- _Exercise description_: Every entry needs to be printed exactly, please.
##### Input for this task
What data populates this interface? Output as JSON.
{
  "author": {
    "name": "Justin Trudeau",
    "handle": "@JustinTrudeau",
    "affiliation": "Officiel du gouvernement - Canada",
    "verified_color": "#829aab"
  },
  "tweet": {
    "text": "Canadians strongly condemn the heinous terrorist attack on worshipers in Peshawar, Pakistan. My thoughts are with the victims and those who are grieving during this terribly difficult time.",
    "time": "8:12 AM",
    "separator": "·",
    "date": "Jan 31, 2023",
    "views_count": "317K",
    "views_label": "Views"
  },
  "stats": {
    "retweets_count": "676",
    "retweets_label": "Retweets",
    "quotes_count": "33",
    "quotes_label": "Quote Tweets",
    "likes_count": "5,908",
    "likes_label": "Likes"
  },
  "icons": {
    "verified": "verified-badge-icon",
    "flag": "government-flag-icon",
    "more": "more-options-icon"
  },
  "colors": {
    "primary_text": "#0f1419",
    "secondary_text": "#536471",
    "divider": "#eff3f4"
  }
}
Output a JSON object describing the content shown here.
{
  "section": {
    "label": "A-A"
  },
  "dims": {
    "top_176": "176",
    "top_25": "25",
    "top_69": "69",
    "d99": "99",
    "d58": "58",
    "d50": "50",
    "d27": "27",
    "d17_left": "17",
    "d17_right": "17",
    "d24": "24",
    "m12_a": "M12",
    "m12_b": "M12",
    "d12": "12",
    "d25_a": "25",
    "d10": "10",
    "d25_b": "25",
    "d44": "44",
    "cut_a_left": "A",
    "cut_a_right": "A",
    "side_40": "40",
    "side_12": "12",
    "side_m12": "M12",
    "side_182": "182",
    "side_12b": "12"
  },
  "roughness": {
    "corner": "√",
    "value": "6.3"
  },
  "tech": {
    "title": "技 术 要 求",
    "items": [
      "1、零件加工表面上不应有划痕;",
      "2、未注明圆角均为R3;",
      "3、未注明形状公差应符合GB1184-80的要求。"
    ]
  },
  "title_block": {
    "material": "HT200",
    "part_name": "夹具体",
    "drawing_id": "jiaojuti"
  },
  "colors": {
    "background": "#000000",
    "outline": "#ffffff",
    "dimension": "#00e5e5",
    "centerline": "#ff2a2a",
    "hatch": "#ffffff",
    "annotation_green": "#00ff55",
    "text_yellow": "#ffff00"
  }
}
##########
- _Response to the exercise_:
What data populates this interface? Output as JSON.
{
  "author": {
    "name": "Justin Trudeau",
    "handle": "@JustinTrudeau",
    "affiliation": "Officiel du gouvernement - Canada",
    "verified_color": "#829aab"
  },
  "tweet": {
    "text": "Canadians strongly condemn the heinous terrorist attack on worshipers in Peshawar, Pakistan. My thoughts are with the victims and those who are grieving during this terribly difficult time.",
    "time": "8:12 AM",
    "separator": "·",
    "date": "Jan 31, 2023",
    "views_count": "317K",
    "views_label": "Views"
  },
  "stats": {
    "retweets_count": "676",
    "retweets_label": "Retweets",
    "quotes_count": "33",
    "quotes_label": "Quote Tweets",
    "likes_count": "5,908",
    "likes_label": "Likes"
  },
  "icons": {
    "verified": "verified-badge-icon",
    "flag": "government-flag-icon",
    "more": "more-options-icon"
  },
  "colors": {
    "primary_text": "#0f1419",
    "secondary_text": "#536471",
    "divider": "#eff3f4"
  }
}
Output a JSON object describing the content shown here.
{
  "section": {
    "label": "A-A"
  },
  "dims": {
    "top_176": "176",
    "top_25": "25",
    "top_69": "69",
    "d99": "99",
    "d58": "58",
    "d50": "50",
    "d27": "27",
    "d17_left": "17",
    "d17_right": "17",
    "d24": "24",
    "m12_a": "M12",
    "m12_b": "M12",
    "d12": "12",
    "d25_a": "25",
    "d10": "10",
    "d25_b": "25",
    "d44": "44",
    "cut_a_left": "A",
    "cut_a_right": "A",
    "side_40": "40",
    "side_12": "12",
    "side_m12": "M12",
    "side_182": "182",
    "side_12b": "12"
  },
  "roughness": {
    "corner": "√",
    "value": "6.3"
  },
  "tech": {
    "title": "技 术 要 求",
    "items": [
      "1、零件加工表面上不应有划痕;",
      "2、未注明圆角均为R3;",
      "3、未注明形状公差应符合GB1184-80的要求。"
    ]
  },
  "title_block": {
    "material": "HT200",
    "part_name": "夹具体",
    "drawing_id": "jiaojuti"
  },
  "colors": {
    "background": "#000000",
    "outline": "#ffffff",
    "dimension": "#00e5e5",
    "centerline": "#ff2a2a",
    "hatch": "#ffffff",
    "annotation_green": "#00ff55",
    "text_yellow": "#ffff00"
  }
}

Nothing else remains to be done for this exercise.